**Collected data entries:**

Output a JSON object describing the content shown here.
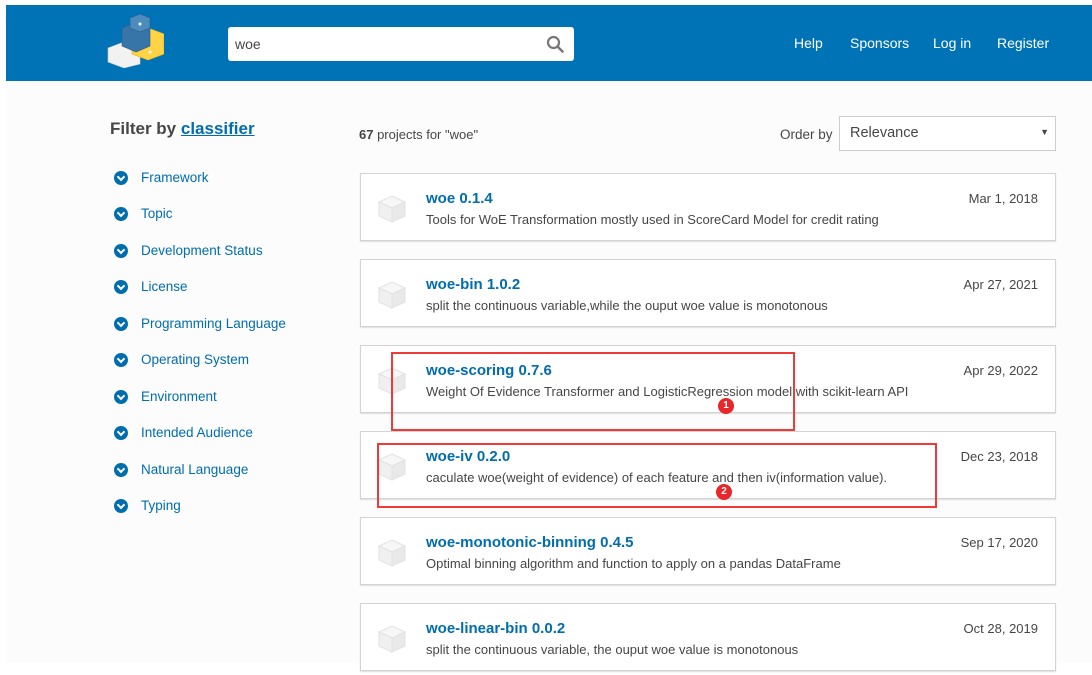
{
  "header": {
    "search_value": "woe",
    "nav": [
      "Help",
      "Sponsors",
      "Log in",
      "Register"
    ],
    "brand_color": "#0073b7"
  },
  "sidebar": {
    "title_prefix": "Filter by",
    "title_link": "classifier",
    "items": [
      "Framework",
      "Topic",
      "Development Status",
      "License",
      "Programming Language",
      "Operating System",
      "Environment",
      "Intended Audience",
      "Natural Language",
      "Typing"
    ]
  },
  "results": {
    "count": "67",
    "count_suffix": " projects for \"woe\"",
    "order_label": "Order by",
    "order_value": "Relevance",
    "items": [
      {
        "name": "woe 0.1.4",
        "desc": "Tools for WoE Transformation mostly used in ScoreCard Model for credit rating",
        "date": "Mar 1, 2018"
      },
      {
        "name": "woe-bin 1.0.2",
        "desc": "split the continuous variable,while the ouput woe value is monotonous",
        "date": "Apr 27, 2021"
      },
      {
        "name": "woe-scoring 0.7.6",
        "desc": "Weight Of Evidence Transformer and LogisticRegression model with scikit-learn API",
        "date": "Apr 29, 2022"
      },
      {
        "name": "woe-iv 0.2.0",
        "desc": "caculate woe(weight of evidence) of each feature and then iv(information value).",
        "date": "Dec 23, 2018"
      },
      {
        "name": "woe-monotonic-binning 0.4.5",
        "desc": "Optimal binning algorithm and function to apply on a pandas DataFrame",
        "date": "Sep 17, 2020"
      },
      {
        "name": "woe-linear-bin 0.0.2",
        "desc": "split the continuous variable, the ouput woe value is monotonous",
        "date": "Oct 28, 2019"
      }
    ]
  },
  "annotations": [
    {
      "label": "1",
      "color": "#f03a3a"
    },
    {
      "label": "2",
      "color": "#f03a3a"
    }
  ]
}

**Problem description:** From the entries above, pull out each line that includes "ouput".

**Finished exercise:**
        "desc": "split the continuous variable,while the ouput woe value is monotonous",
        "desc": "split the continuous variable, the ouput woe value is monotonous",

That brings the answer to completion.